== Problem details ==
Repeat each line of the material exactly.

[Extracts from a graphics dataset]
####

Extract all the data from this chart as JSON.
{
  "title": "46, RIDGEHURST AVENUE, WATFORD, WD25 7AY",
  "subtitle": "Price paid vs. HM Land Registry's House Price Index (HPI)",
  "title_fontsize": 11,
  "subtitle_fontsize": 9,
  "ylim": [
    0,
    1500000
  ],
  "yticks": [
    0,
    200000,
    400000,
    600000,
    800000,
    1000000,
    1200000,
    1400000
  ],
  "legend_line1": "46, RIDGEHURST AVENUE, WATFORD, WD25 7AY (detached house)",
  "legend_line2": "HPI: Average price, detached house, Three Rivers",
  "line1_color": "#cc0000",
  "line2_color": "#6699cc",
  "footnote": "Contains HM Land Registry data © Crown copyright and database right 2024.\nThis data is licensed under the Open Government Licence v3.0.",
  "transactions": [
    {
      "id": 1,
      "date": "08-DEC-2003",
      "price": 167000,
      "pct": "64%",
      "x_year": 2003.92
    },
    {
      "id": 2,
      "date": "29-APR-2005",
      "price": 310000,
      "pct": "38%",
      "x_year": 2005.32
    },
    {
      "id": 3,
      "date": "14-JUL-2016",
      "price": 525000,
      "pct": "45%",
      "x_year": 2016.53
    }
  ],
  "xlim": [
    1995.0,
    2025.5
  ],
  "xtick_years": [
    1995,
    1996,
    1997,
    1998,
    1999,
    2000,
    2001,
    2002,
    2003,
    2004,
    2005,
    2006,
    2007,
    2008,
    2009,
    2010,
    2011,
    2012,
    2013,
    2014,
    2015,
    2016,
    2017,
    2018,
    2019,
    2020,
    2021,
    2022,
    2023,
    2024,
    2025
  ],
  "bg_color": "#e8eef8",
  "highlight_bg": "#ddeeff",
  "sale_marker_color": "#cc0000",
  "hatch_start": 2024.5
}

####

== Solved problem ==
Extract all the data from this chart as JSON.
{
  "title": "46, RIDGEHURST AVENUE, WATFORD, WD25 7AY",
  "subtitle": "Price paid vs. HM Land Registry's House Price Index (HPI)",
  "title_fontsize": 11,
  "subtitle_fontsize": 9,
  "ylim": [
    0,
    1500000
  ],
  "yticks": [
    0,
    200000,
    400000,
    600000,
    800000,
    1000000,
    1200000,
    1400000
  ],
  "legend_line1": "46, RIDGEHURST AVENUE, WATFORD, WD25 7AY (detached house)",
  "legend_line2": "HPI: Average price, detached house, Three Rivers",
  "line1_color": "#cc0000",
  "line2_color": "#6699cc",
  "footnote": "Contains HM Land Registry data © Crown copyright and database right 2024.\nThis data is licensed under the Open Government Licence v3.0.",
  "transactions": [
    {
      "id": 1,
      "date": "08-DEC-2003",
      "price": 167000,
      "pct": "64%",
      "x_year": 2003.92
    },
    {
      "id": 2,
      "date": "29-APR-2005",
      "price": 310000,
      "pct": "38%",
      "x_year": 2005.32
    },
    {
      "id": 3,
      "date": "14-JUL-2016",
      "price": 525000,
      "pct": "45%",
      "x_year": 2016.53
    }
  ],
  "xlim": [
    1995.0,
    2025.5
  ],
  "xtick_years": [
    1995,
    1996,
    1997,
    1998,
    1999,
    2000,
    2001,
    2002,
    2003,
    2004,
    2005,
    2006,
    2007,
    2008,
    2009,
    2010,
    2011,
    2012,
    2013,
    2014,
    2015,
    2016,
    2017,
    2018,
    2019,
    2020,
    2021,
    2022,
    2023,
    2024,
    2025
  ],
  "bg_color": "#e8eef8",
  "highlight_bg": "#ddeeff",
  "sale_marker_color": "#cc0000",
  "hatch_start": 2024.5
}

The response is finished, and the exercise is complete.